[Data records]
· · · · ·
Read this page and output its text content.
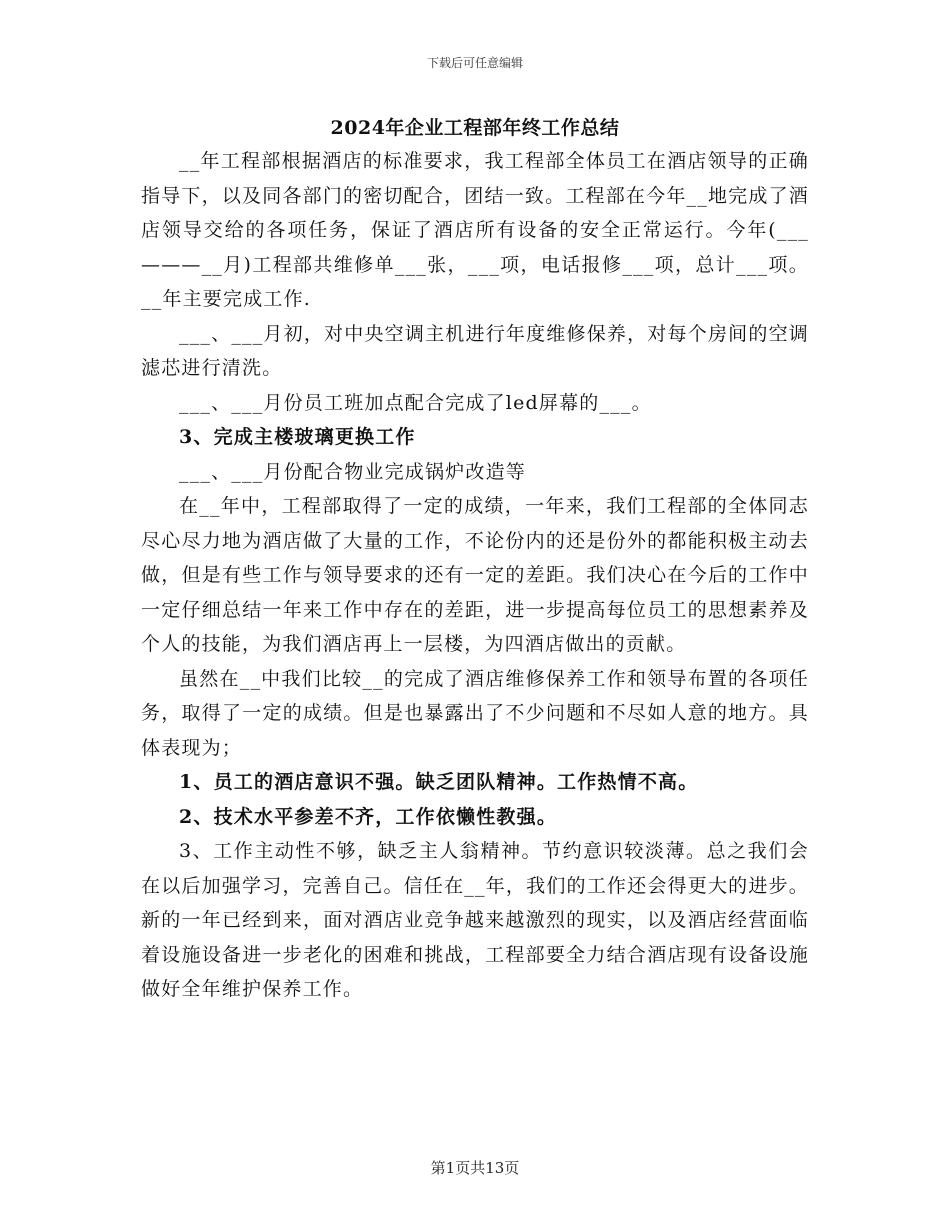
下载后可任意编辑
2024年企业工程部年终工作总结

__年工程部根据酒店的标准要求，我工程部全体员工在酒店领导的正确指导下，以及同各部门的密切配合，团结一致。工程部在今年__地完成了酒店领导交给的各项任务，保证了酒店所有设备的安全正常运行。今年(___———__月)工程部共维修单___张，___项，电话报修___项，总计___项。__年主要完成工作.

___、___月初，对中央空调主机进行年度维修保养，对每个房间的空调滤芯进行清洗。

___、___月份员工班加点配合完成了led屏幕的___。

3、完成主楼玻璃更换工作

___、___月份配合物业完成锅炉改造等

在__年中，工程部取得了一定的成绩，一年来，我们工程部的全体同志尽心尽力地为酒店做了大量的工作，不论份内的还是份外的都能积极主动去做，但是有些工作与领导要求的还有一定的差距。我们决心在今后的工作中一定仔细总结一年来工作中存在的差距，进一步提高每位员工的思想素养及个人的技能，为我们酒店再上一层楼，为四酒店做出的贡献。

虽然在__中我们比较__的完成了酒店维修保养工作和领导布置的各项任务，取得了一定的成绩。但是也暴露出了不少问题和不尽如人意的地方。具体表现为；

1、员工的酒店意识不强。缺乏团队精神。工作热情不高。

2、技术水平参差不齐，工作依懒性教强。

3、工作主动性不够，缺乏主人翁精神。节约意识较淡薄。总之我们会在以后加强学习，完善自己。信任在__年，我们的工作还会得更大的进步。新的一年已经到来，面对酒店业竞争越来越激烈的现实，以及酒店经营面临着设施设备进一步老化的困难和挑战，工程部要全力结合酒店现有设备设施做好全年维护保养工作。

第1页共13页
· · · · ·
## Directions for this task
Your copy should hold every record word for word and none of the pictures.

## Correct response
Read this page and output its text content.
下载后可任意编辑
2024年企业工程部年终工作总结

__年工程部根据酒店的标准要求，我工程部全体员工在酒店领导的正确指导下，以及同各部门的密切配合，团结一致。工程部在今年__地完成了酒店领导交给的各项任务，保证了酒店所有设备的安全正常运行。今年(___———__月)工程部共维修单___张，___项，电话报修___项，总计___项。__年主要完成工作.

___、___月初，对中央空调主机进行年度维修保养，对每个房间的空调滤芯进行清洗。

___、___月份员工班加点配合完成了led屏幕的___。

3、完成主楼玻璃更换工作

___、___月份配合物业完成锅炉改造等

在__年中，工程部取得了一定的成绩，一年来，我们工程部的全体同志尽心尽力地为酒店做了大量的工作，不论份内的还是份外的都能积极主动去做，但是有些工作与领导要求的还有一定的差距。我们决心在今后的工作中一定仔细总结一年来工作中存在的差距，进一步提高每位员工的思想素养及个人的技能，为我们酒店再上一层楼，为四酒店做出的贡献。

虽然在__中我们比较__的完成了酒店维修保养工作和领导布置的各项任务，取得了一定的成绩。但是也暴露出了不少问题和不尽如人意的地方。具体表现为；

1、员工的酒店意识不强。缺乏团队精神。工作热情不高。

2、技术水平参差不齐，工作依懒性教强。

3、工作主动性不够，缺乏主人翁精神。节约意识较淡薄。总之我们会在以后加强学习，完善自己。信任在__年，我们的工作还会得更大的进步。新的一年已经到来，面对酒店业竞争越来越激烈的现实，以及酒店经营面临着设施设备进一步老化的困难和挑战，工程部要全力结合酒店现有设备设施做好全年维护保养工作。

第1页共13页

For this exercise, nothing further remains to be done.